START SELECTED EXTRACT
Court Opinion

ID: 8043695
Source: CourtListenerOpinion
Date Created: 2022-09-09 03:46:11.934516+00
Date Added: 2024-06-11T16:37:24.803679
License: Public Domain

Gunderson, J.,
dissenting:
In my view, if an adult performs an act of cunnilingus on a ten-year-old female child, the felony of lewdness with a minor is committed. NRS 201.230(1). In Justice Mowbray’s view, such conduct is not “lewdness with a minor” because, he thinks, cunnilingus is an “infamous crime against nature” whatever the participants’ ages may be. With that reasoning, he proposes that we affirm an order granting habeas corpus and dismissing the defendant from custody.
I must emphatically dissent. Even assuming the defendant can be found and re-charged, he will likely escape accountability for his alleged offense, as a direct result of the reasoning employed in Justice Mowbray’s opinion. Manifestly, any state action which stigmatizes cunnilingus as such, whether by statute or by judicial construction of a statute, is subject to serious question on several federal grounds. Any lawyer must realize the United States Supreme Court is unlikely to agree with Justice Mowbray that a woman may be charged with a felony if she submits to cunnilingus.
What will become of this case, as a result of reading the defendant’s alleged conduct out of the “lewdness with a minor” statute, where it belongs, through Justice Mowbray’s construction of the “infamous crime against nature” statute?
END SELECTED EXTRACT
START EXTRACTED ENTRIES
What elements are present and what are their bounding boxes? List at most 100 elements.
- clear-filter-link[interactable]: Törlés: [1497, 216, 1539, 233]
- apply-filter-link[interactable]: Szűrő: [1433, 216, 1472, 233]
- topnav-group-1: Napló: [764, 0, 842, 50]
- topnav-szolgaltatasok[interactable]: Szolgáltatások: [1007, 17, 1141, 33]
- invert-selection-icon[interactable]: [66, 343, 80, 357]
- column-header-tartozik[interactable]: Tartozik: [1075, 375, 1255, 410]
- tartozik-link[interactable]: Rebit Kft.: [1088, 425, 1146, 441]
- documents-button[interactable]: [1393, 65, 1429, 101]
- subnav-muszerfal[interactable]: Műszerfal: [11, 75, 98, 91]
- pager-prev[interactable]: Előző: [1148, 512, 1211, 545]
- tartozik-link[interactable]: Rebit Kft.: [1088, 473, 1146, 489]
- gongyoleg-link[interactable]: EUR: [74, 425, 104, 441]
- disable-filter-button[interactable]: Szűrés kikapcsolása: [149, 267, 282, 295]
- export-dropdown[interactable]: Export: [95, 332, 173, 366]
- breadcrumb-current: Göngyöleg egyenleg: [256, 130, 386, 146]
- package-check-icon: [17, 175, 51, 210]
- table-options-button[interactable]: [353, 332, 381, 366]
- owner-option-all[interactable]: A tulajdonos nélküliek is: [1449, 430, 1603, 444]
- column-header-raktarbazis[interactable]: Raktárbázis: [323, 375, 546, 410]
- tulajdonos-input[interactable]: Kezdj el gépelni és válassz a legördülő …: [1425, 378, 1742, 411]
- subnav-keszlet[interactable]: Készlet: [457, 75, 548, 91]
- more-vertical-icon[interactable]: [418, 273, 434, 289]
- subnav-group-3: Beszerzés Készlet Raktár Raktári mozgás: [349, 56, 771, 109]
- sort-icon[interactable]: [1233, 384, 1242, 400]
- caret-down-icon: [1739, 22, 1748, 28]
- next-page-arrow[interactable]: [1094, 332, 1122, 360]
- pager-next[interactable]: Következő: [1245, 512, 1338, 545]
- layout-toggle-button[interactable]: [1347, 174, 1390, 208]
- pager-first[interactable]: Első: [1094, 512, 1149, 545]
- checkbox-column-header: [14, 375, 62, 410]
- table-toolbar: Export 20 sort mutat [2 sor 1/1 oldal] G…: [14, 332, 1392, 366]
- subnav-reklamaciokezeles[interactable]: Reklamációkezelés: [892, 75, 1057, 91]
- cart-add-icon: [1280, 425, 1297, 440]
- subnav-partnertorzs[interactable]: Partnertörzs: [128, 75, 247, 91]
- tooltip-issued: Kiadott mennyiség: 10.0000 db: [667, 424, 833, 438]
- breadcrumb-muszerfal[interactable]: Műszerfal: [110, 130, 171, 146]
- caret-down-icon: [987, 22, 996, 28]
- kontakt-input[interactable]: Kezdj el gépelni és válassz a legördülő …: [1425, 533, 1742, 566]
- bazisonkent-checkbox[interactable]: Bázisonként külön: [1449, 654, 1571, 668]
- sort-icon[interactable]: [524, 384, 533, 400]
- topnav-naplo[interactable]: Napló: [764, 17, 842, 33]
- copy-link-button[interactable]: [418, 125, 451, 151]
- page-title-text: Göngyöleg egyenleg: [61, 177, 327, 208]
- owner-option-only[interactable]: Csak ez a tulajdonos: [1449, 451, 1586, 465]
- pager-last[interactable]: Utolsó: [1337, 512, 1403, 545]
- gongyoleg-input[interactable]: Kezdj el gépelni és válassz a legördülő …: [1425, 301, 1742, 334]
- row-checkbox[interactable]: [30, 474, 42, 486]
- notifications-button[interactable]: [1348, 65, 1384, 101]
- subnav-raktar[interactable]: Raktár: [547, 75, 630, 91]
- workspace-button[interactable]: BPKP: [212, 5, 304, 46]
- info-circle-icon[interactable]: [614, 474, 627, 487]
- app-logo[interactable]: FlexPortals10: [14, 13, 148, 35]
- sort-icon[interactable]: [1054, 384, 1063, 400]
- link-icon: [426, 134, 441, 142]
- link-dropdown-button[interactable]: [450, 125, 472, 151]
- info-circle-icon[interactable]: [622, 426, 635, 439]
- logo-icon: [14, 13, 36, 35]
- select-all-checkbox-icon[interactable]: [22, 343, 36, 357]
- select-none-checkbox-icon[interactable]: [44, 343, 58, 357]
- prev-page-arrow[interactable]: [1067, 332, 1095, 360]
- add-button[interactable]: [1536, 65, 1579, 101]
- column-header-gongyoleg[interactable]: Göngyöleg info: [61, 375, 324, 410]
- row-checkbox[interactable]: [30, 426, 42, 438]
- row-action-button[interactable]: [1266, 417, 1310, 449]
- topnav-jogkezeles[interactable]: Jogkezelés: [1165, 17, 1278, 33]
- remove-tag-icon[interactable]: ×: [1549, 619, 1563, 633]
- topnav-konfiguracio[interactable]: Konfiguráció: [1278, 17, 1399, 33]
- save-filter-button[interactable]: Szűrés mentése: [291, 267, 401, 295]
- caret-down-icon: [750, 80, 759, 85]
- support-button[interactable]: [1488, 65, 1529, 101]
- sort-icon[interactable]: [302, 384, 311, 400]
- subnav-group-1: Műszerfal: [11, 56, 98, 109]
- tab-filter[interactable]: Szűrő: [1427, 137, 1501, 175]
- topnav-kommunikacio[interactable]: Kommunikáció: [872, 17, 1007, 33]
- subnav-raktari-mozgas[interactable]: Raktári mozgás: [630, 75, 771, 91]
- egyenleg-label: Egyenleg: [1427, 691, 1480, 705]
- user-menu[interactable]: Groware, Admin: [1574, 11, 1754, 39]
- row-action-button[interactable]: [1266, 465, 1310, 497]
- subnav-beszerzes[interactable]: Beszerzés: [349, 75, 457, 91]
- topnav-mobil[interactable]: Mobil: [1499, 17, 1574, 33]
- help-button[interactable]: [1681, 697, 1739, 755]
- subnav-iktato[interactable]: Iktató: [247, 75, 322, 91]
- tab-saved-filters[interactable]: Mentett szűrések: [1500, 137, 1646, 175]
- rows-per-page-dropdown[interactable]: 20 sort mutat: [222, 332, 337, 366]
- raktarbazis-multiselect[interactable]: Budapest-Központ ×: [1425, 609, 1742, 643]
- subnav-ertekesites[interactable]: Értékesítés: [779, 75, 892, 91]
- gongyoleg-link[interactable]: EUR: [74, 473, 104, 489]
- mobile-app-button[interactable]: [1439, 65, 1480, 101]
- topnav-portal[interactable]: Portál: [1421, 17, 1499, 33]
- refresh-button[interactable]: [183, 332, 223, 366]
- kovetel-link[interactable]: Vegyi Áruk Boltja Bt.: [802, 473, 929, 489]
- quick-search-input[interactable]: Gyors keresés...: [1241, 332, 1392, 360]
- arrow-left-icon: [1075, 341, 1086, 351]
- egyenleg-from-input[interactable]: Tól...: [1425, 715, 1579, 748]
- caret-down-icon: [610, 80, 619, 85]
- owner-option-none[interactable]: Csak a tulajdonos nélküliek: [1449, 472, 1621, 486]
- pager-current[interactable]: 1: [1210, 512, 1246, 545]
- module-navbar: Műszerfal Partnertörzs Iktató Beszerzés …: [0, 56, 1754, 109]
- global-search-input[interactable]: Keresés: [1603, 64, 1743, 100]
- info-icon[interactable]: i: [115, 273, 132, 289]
END EXTRACTED ENTRIES
Copy out the court opinion shown above, word for word, from its header line to the final question.

Court Opinion

ID: 8043695
Source: CourtListenerOpinion
Date Created: 2022-09-09 03:46:11.934516+00
Date Added: 2024-06-11T16:37:24.803679
License: Public Domain

Gunderson, J.,
dissenting:
In my view, if an adult performs an act of cunnilingus on a ten-year-old female child, the felony of lewdness with a minor is committed. NRS 201.230(1). In Justice Mowbray’s view, such conduct is not “lewdness with a minor” because, he thinks, cunnilingus is an “infamous crime against nature” whatever the participants’ ages may be. With that reasoning, he proposes that we affirm an order granting habeas corpus and dismissing the defendant from custody.
I must emphatically dissent. Even assuming the defendant can be found and re-charged, he will likely escape accountability for his alleged offense, as a direct result of the reasoning employed in Justice Mowbray’s opinion. Manifestly, any state action which stigmatizes cunnilingus as such, whether by statute or by judicial construction of a statute, is subject to serious question on several federal grounds. Any lawyer must realize the United States Supreme Court is unlikely to agree with Justice Mowbray that a woman may be charged with a felony if she submits to cunnilingus.
What will become of this case, as a result of reading the defendant’s alleged conduct out of the “lewdness with a minor” statute, where it belongs, through Justice Mowbray’s construction of the “infamous crime against nature” statute?